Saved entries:
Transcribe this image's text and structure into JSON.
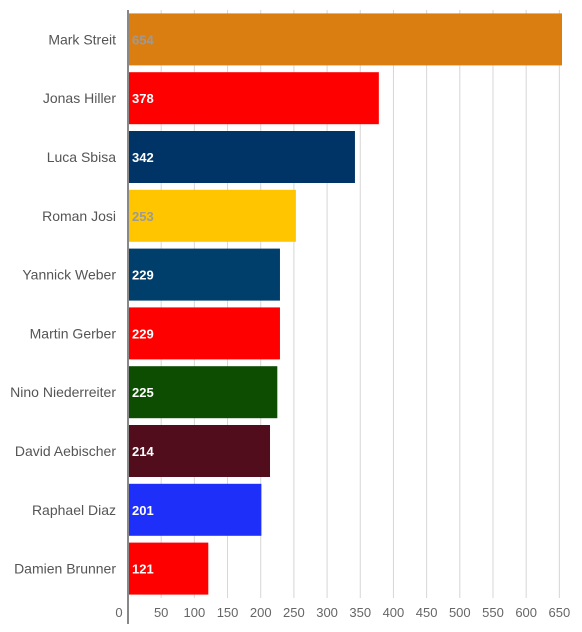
{
  "chart_data": {
    "type": "bar",
    "orientation": "horizontal",
    "categories": [
      "Mark Streit",
      "Jonas Hiller",
      "Luca Sbisa",
      "Roman Josi",
      "Yannick Weber",
      "Martin Gerber",
      "Nino Niederreiter",
      "David Aebischer",
      "Raphael Diaz",
      "Damien Brunner"
    ],
    "values": [
      654,
      378,
      342,
      253,
      229,
      229,
      225,
      214,
      201,
      121
    ],
    "colors": [
      "#db7e12",
      "#ff0000",
      "#003366",
      "#ffc600",
      "#003e6b",
      "#ff0000",
      "#0d4d02",
      "#520d1c",
      "#1f2ffa",
      "#ff0000"
    ],
    "label_colors": [
      "#9a9a9a",
      "#ffffff",
      "#ffffff",
      "#9a9a9a",
      "#ffffff",
      "#ffffff",
      "#ffffff",
      "#ffffff",
      "#ffffff",
      "#ffffff"
    ],
    "xlim": [
      0,
      654
    ],
    "xticks": [
      0,
      50,
      100,
      150,
      200,
      250,
      300,
      350,
      400,
      450,
      500,
      550,
      600,
      650
    ],
    "grid": true,
    "legend": "none"
  }
}
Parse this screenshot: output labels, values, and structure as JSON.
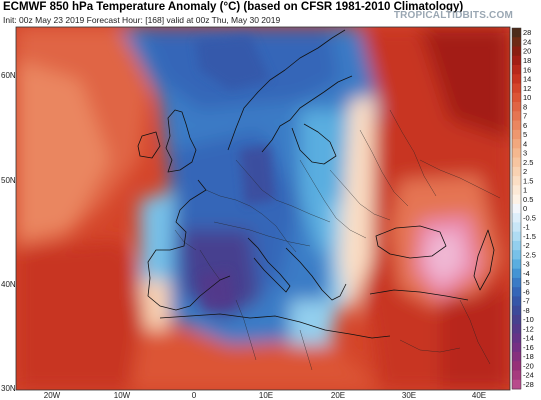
{
  "header": {
    "title": "ECMWF 850 hPa Temperature Anomaly (°C) (based on CFSR 1981-2010 Climatology)",
    "subtitle": "Init: 00z May 23 2019   Forecast Hour: [168]   valid at 00z Thu, May 30 2019",
    "brand": "TROPICALTIDBITS.COM"
  },
  "map": {
    "lat_labels": [
      "60N",
      "50N",
      "40N",
      "30N"
    ],
    "lon_labels": [
      "20W",
      "10W",
      "0",
      "10E",
      "20E",
      "30E",
      "40E"
    ]
  },
  "colorbar": {
    "labels": [
      "28",
      "24",
      "20",
      "18",
      "16",
      "14",
      "12",
      "10",
      "8",
      "7",
      "6",
      "5",
      "4",
      "3",
      "2.5",
      "2",
      "1.5",
      "1",
      "0.5",
      "0",
      "-0.5",
      "-1",
      "-1.5",
      "-2",
      "-2.5",
      "-3",
      "-4",
      "-5",
      "-6",
      "-7",
      "-8",
      "-10",
      "-12",
      "-14",
      "-16",
      "-18",
      "-20",
      "-24",
      "-28"
    ],
    "colors": [
      "#4d2b1a",
      "#6e2a14",
      "#8a1e10",
      "#a31e14",
      "#b8281a",
      "#c83420",
      "#d4452a",
      "#dc5535",
      "#e06544",
      "#e57552",
      "#ea8660",
      "#ee976e",
      "#f2a87e",
      "#f5b88f",
      "#f7c5a0",
      "#f9d2b2",
      "#fbdec4",
      "#fce9d6",
      "#fdf2e6",
      "#f3f6fb",
      "#ddeefa",
      "#c8e6f7",
      "#afdcf3",
      "#93cfee",
      "#78c1e8",
      "#5aaee0",
      "#4494d4",
      "#3a7bc6",
      "#3566b8",
      "#3656a8",
      "#3c4a9a",
      "#47418f",
      "#55398a",
      "#653387",
      "#753084",
      "#86307e",
      "#963078",
      "#a63a7e",
      "#b84a8c"
    ]
  }
}
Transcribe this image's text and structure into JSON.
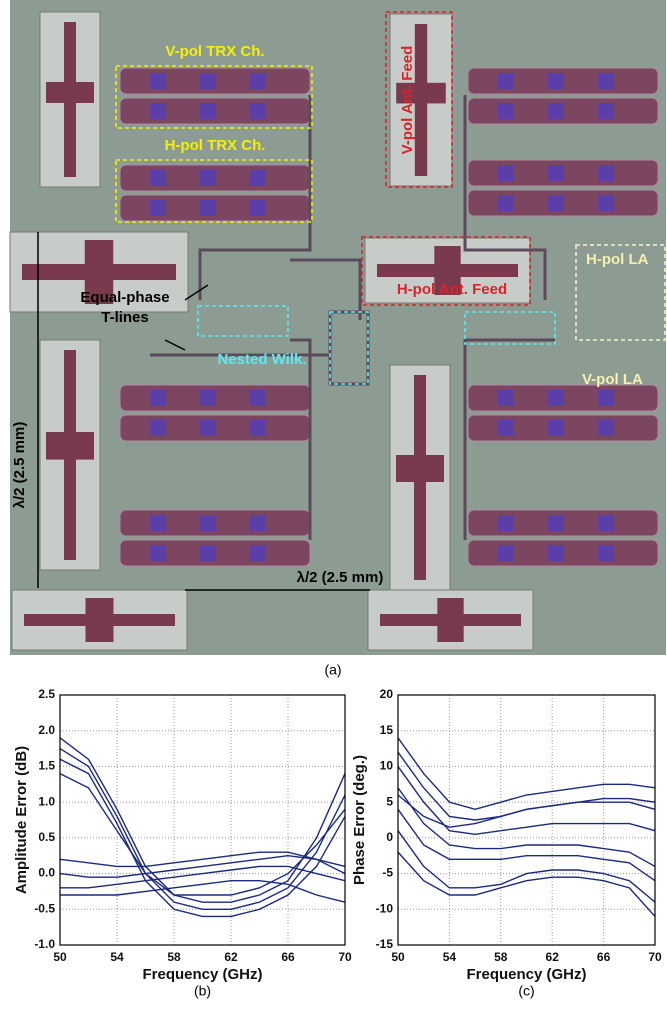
{
  "photo": {
    "labels": {
      "v_trx": "V-pol TRX Ch.",
      "h_trx": "H-pol TRX Ch.",
      "v_feed": "V-pol Ant. Feed",
      "h_feed": "H-pol Ant. Feed",
      "h_la": "H-pol LA",
      "v_la": "V-pol LA",
      "tlines_1": "Equal-phase",
      "tlines_2": "T-lines",
      "wilk": "Nested Wilk.",
      "lambda_v": "λ/2 (2.5 mm)",
      "lambda_h": "λ/2 (2.5 mm)"
    },
    "caption": "(a)"
  },
  "chart_data": [
    {
      "type": "line",
      "ylabel": "Amplitude Error (dB)",
      "xlabel": "Frequency (GHz)",
      "caption": "(b)",
      "x": [
        50,
        52,
        54,
        56,
        58,
        60,
        62,
        64,
        66,
        68,
        70
      ],
      "series": [
        {
          "color": "#1c2a7c",
          "values": [
            1.9,
            1.6,
            0.9,
            0.1,
            -0.3,
            -0.4,
            -0.4,
            -0.3,
            -0.1,
            0.5,
            1.4
          ]
        },
        {
          "color": "#1c2a7c",
          "values": [
            1.75,
            1.5,
            0.8,
            0.0,
            -0.4,
            -0.5,
            -0.5,
            -0.4,
            -0.2,
            0.3,
            1.1
          ]
        },
        {
          "color": "#1c2a7c",
          "values": [
            1.6,
            1.4,
            0.7,
            -0.1,
            -0.5,
            -0.6,
            -0.6,
            -0.5,
            -0.3,
            0.1,
            0.8
          ]
        },
        {
          "color": "#1c2a7c",
          "values": [
            1.4,
            1.2,
            0.6,
            0.0,
            -0.3,
            -0.3,
            -0.3,
            -0.2,
            0.0,
            0.4,
            0.9
          ]
        },
        {
          "color": "#1c2a7c",
          "values": [
            0.2,
            0.15,
            0.1,
            0.1,
            0.15,
            0.2,
            0.25,
            0.3,
            0.3,
            0.2,
            0.1
          ]
        },
        {
          "color": "#1c2a7c",
          "values": [
            0.0,
            -0.05,
            -0.05,
            0.0,
            0.05,
            0.1,
            0.15,
            0.2,
            0.25,
            0.2,
            0.0
          ]
        },
        {
          "color": "#1c2a7c",
          "values": [
            -0.2,
            -0.2,
            -0.15,
            -0.1,
            -0.05,
            0.0,
            0.05,
            0.1,
            0.1,
            0.0,
            -0.1
          ]
        },
        {
          "color": "#1c2a7c",
          "values": [
            -0.3,
            -0.3,
            -0.3,
            -0.25,
            -0.2,
            -0.15,
            -0.1,
            -0.1,
            -0.15,
            -0.3,
            -0.4
          ]
        }
      ],
      "xlim": [
        50,
        70
      ],
      "ylim": [
        -1,
        2.5
      ],
      "xticks": [
        50,
        54,
        58,
        62,
        66,
        70
      ],
      "yticks": [
        {
          "value": -1,
          "label": "-1.0"
        },
        -0.5,
        {
          "value": 0,
          "label": "0.0"
        },
        0.5,
        {
          "value": 1,
          "label": "1.0"
        },
        1.5,
        {
          "value": 2,
          "label": "2.0"
        },
        2.5
      ],
      "grid": true
    },
    {
      "type": "line",
      "ylabel": "Phase Error (deg.)",
      "xlabel": "Frequency (GHz)",
      "caption": "(c)",
      "x": [
        50,
        52,
        54,
        56,
        58,
        60,
        62,
        64,
        66,
        68,
        70
      ],
      "series": [
        {
          "color": "#1c2a7c",
          "values": [
            14,
            9,
            5,
            4,
            5,
            6,
            6.5,
            7,
            7.5,
            7.5,
            7
          ]
        },
        {
          "color": "#1c2a7c",
          "values": [
            12,
            7,
            3,
            2.5,
            3,
            4,
            4.5,
            5,
            5,
            5,
            4
          ]
        },
        {
          "color": "#1c2a7c",
          "values": [
            10,
            5,
            1,
            0.5,
            1,
            1.5,
            2,
            2,
            2,
            2,
            1
          ]
        },
        {
          "color": "#1c2a7c",
          "values": [
            7,
            2,
            -1,
            -1.5,
            -1.5,
            -1,
            -1,
            -1,
            -1.5,
            -2,
            -4
          ]
        },
        {
          "color": "#1c2a7c",
          "values": [
            4,
            -1,
            -3,
            -3,
            -3,
            -2.5,
            -2.5,
            -2.5,
            -3,
            -3.5,
            -6
          ]
        },
        {
          "color": "#1c2a7c",
          "values": [
            1,
            -4,
            -7,
            -7,
            -6.5,
            -5,
            -4.5,
            -4.5,
            -5,
            -6,
            -9
          ]
        },
        {
          "color": "#1c2a7c",
          "values": [
            -2,
            -6,
            -8,
            -8,
            -7,
            -6,
            -5.5,
            -5.5,
            -6,
            -7,
            -11
          ]
        },
        {
          "color": "#1c2a7c",
          "values": [
            6,
            3,
            1.5,
            2,
            3,
            4,
            4.5,
            5,
            5.5,
            5.5,
            5
          ]
        }
      ],
      "xlim": [
        50,
        70
      ],
      "ylim": [
        -15,
        20
      ],
      "xticks": [
        50,
        54,
        58,
        62,
        66,
        70
      ],
      "yticks": [
        -15,
        -10,
        -5,
        0,
        5,
        10,
        15,
        20
      ],
      "grid": true
    }
  ]
}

• YOUR GOAL
From the data, collect all lines where the string "Error" appears.

• REPLY TO THE EXERCISE
      "ylabel": "Amplitude Error (dB)",
      "ylabel": "Phase Error (deg.)",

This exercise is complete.